**Figure record extracts:**
=-=-=

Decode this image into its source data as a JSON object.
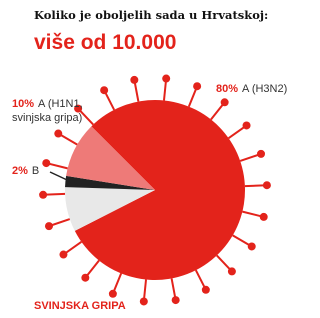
{
  "chart_data": {
    "type": "pie",
    "title": "Koliko je oboljelih sada u Hrvatskoj:",
    "subtitle": "više od 10.000",
    "categories": [
      "A (H3N2)",
      null,
      "B",
      "A (H1N1, svinjska gripa)"
    ],
    "values": [
      80,
      8,
      2,
      10
    ],
    "value_labels": [
      "80%",
      null,
      "2%",
      "10%"
    ],
    "colors": [
      "#e3231b",
      "#e8e8e8",
      "#222222",
      "#ee7a78"
    ],
    "footer": "SVINJSKA GRIPA"
  }
}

=-=-=

**Exercise requirements:** Leave every image out, and retype the material exactly.

**Task response:**
Decode this image into its source data as a JSON object.
{
  "chart_data": {
    "type": "pie",
    "title": "Koliko je oboljelih sada u Hrvatskoj:",
    "subtitle": "više od 10.000",
    "categories": [
      "A (H3N2)",
      null,
      "B",
      "A (H1N1, svinjska gripa)"
    ],
    "values": [
      80,
      8,
      2,
      10
    ],
    "value_labels": [
      "80%",
      null,
      "2%",
      "10%"
    ],
    "colors": [
      "#e3231b",
      "#e8e8e8",
      "#222222",
      "#ee7a78"
    ],
    "footer": "SVINJSKA GRIPA"
  }
}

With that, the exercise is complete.